DIRECTION: Collect each line holding the string "indice".
============
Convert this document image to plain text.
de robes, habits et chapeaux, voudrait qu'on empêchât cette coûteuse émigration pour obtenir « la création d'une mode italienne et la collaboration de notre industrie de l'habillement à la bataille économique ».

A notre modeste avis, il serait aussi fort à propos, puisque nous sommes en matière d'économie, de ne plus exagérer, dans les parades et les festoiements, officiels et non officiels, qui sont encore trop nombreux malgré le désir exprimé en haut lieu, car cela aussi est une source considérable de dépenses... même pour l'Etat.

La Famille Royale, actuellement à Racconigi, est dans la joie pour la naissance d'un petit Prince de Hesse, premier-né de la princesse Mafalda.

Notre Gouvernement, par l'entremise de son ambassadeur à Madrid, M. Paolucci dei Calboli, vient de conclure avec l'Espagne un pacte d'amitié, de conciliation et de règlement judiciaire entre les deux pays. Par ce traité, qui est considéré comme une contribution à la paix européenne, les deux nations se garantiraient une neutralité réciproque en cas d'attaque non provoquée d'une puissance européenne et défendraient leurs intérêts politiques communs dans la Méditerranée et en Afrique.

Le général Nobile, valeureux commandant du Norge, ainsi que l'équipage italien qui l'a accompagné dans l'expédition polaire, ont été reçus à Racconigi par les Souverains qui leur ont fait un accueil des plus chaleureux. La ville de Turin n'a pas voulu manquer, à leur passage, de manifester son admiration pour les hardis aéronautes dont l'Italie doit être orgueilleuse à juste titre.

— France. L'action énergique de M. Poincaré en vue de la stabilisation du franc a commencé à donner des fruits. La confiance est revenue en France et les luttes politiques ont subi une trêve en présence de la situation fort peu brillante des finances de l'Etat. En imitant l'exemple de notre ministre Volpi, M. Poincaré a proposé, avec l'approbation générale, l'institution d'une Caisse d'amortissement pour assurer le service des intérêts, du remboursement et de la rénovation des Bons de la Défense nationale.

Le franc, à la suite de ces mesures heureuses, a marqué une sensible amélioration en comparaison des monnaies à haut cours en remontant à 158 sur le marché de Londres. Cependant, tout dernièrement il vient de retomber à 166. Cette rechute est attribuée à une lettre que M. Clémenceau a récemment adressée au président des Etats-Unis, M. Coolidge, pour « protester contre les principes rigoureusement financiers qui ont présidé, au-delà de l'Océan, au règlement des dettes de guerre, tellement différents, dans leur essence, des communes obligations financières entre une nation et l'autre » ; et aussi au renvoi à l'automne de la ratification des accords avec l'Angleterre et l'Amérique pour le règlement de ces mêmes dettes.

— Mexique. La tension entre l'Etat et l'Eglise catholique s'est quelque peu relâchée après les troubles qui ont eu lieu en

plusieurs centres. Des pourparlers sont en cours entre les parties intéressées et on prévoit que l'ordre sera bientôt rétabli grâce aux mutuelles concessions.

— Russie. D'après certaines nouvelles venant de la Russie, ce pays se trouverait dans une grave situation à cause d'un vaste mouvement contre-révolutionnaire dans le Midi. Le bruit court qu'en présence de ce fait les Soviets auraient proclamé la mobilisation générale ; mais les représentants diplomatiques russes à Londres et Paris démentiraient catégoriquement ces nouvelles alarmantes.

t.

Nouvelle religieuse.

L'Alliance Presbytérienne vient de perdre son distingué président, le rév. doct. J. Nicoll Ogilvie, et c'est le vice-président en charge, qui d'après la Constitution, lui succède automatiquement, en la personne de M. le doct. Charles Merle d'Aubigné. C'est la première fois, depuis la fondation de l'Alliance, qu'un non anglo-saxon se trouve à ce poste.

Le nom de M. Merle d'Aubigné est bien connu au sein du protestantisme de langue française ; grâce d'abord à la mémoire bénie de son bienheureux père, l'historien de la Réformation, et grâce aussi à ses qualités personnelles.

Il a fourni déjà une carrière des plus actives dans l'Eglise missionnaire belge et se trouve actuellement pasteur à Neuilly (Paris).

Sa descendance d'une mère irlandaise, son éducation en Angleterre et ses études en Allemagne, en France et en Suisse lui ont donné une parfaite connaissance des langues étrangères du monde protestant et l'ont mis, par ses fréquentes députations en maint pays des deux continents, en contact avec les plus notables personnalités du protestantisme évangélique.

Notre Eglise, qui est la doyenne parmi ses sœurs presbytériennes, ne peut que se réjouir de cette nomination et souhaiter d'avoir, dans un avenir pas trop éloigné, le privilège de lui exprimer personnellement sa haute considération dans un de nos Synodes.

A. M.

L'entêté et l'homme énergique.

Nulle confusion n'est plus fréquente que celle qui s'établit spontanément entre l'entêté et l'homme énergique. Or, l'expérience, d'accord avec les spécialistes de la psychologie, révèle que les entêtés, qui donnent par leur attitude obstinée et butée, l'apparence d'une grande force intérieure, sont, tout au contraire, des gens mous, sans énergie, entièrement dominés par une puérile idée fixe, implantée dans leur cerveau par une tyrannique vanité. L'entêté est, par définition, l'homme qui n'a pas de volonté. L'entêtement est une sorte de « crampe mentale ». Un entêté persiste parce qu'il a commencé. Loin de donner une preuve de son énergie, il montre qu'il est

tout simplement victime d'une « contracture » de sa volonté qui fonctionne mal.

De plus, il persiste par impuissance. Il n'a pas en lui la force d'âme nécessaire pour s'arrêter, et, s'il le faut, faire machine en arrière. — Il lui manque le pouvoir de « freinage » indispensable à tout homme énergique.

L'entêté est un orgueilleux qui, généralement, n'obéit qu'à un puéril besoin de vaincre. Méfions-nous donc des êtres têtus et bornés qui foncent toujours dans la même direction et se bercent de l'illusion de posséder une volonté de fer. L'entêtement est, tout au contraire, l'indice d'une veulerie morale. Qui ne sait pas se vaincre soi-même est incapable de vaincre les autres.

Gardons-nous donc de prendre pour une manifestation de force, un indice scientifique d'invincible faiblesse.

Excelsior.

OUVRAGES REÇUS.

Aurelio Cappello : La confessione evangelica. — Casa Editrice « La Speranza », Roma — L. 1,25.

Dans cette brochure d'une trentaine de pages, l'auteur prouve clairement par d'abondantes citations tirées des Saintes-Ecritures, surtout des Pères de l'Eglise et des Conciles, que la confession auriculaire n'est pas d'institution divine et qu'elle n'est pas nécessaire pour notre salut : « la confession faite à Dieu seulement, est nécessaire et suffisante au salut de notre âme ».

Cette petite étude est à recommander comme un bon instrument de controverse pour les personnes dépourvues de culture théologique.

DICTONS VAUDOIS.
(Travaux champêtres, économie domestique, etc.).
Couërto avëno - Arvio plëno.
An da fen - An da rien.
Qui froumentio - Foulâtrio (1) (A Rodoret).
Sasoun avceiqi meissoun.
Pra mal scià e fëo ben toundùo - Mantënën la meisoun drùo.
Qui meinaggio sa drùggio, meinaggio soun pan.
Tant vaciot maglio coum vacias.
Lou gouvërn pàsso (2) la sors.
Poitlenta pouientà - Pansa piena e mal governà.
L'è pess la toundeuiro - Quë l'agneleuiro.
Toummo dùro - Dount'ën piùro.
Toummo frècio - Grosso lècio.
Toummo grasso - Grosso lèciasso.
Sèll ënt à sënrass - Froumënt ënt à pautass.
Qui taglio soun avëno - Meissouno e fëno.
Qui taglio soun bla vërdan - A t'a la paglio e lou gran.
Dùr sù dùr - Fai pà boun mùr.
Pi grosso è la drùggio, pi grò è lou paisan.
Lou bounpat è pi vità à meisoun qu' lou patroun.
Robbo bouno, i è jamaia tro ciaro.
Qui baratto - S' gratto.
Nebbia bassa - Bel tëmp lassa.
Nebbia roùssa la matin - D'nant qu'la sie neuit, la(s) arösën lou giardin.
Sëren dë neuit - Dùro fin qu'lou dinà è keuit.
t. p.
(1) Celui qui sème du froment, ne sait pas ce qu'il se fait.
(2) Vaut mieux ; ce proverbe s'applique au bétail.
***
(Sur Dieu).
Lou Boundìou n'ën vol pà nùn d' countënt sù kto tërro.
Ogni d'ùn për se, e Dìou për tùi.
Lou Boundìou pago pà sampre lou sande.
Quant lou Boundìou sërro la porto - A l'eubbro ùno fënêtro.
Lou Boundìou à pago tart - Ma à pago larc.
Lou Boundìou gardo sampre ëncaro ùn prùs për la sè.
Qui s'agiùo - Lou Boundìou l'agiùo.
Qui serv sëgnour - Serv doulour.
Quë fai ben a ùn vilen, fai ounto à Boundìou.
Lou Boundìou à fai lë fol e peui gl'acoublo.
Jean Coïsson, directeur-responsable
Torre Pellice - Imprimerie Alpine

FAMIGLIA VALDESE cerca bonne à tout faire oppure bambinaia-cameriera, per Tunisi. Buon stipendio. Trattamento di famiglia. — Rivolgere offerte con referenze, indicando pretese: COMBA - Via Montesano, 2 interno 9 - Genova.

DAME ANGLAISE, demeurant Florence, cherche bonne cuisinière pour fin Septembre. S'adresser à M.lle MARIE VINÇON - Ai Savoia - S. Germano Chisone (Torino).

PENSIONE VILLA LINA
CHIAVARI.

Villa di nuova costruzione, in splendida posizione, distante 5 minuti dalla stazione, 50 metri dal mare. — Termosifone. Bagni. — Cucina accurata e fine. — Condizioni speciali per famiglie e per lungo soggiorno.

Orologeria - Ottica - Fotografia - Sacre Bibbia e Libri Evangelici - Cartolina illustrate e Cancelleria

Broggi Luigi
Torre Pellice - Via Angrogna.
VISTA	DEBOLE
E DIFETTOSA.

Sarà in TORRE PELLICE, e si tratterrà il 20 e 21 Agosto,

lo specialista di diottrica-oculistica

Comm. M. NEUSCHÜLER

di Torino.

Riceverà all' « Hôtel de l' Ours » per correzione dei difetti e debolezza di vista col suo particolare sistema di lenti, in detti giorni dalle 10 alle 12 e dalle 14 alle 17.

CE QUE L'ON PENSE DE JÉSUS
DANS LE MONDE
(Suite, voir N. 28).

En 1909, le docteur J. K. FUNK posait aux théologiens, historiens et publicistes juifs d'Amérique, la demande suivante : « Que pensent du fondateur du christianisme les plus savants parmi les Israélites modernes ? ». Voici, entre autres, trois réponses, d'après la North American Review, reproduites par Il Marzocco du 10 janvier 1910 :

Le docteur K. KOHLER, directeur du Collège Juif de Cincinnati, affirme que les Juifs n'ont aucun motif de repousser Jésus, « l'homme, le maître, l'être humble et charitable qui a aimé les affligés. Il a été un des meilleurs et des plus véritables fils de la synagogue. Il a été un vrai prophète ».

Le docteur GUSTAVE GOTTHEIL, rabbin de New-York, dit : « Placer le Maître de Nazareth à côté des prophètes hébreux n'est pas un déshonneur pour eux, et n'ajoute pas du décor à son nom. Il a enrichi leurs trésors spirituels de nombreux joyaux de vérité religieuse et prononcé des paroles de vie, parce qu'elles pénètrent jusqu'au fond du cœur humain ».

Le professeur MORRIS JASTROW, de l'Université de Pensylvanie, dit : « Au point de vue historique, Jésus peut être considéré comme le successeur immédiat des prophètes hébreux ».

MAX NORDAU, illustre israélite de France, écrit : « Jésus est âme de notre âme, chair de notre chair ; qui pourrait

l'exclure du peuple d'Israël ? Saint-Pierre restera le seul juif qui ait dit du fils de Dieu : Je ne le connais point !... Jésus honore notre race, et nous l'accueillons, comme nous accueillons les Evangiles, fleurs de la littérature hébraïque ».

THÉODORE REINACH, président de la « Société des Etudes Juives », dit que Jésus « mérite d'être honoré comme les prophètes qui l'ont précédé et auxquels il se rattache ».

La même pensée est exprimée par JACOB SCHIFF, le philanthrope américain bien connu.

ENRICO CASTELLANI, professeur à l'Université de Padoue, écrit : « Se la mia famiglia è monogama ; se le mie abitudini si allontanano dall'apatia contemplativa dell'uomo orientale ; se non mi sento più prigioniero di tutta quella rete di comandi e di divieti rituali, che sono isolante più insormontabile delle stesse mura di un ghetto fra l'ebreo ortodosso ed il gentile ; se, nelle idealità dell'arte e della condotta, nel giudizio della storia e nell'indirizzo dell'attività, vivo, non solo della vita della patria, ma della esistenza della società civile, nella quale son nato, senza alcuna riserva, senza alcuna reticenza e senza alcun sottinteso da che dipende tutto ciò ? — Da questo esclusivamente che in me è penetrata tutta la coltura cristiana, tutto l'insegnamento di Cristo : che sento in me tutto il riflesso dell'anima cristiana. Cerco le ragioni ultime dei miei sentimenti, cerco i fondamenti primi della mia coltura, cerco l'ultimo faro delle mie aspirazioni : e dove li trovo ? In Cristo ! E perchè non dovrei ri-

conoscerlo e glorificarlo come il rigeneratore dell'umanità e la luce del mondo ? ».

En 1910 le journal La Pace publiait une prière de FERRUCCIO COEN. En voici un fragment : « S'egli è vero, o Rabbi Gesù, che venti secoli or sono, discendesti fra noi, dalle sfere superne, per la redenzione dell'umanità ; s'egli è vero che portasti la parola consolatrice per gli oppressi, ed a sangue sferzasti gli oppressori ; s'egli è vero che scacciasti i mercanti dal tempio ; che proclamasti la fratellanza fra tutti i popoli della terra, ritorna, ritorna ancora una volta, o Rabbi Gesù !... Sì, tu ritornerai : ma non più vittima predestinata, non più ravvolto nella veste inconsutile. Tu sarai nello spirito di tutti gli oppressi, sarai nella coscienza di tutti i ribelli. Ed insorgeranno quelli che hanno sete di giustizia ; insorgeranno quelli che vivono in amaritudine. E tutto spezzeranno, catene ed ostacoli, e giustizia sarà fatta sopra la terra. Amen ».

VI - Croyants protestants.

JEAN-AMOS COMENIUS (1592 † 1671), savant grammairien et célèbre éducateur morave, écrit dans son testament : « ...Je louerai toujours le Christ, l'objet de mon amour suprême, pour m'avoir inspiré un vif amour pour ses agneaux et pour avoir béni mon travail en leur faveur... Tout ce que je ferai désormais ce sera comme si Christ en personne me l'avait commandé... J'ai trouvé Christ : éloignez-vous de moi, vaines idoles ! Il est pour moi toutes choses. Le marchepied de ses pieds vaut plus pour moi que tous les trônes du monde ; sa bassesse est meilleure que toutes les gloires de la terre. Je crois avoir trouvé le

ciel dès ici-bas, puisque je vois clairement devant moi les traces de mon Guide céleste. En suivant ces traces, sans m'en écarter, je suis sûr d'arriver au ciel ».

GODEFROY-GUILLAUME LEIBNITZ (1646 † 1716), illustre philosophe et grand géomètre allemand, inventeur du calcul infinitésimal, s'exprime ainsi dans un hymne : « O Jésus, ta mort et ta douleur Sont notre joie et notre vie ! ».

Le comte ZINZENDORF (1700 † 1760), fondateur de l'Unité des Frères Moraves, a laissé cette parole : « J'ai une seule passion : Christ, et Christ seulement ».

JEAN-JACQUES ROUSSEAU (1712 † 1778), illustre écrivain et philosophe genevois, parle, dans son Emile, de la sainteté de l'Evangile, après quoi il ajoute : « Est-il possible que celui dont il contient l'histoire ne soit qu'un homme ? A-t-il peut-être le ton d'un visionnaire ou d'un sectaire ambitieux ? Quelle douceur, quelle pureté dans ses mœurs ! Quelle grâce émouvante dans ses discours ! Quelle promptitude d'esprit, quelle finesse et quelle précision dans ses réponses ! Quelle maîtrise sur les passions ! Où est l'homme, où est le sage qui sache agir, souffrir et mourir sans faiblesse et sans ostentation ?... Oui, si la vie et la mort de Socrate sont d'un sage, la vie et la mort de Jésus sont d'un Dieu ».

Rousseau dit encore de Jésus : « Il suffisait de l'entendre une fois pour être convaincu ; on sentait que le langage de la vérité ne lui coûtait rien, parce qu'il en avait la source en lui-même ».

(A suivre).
============
ANSWER TO THE TASK:
L'entêté est un orgueilleux qui, généralement, n'obéit qu'à un puéril besoin de vaincre. Méfions-nous donc des êtres têtus et bornés qui foncent toujours dans la même direction et se bercent de l'illusion de posséder une volonté de fer. L'entêtement est, tout au contraire, l'indice d'une veulerie morale. Qui ne sait pas se vaincre soi-même est incapable de vaincre les autres.
Gardons-nous donc de prendre pour une manifestation de force, un indice scientifique d'invincible faiblesse.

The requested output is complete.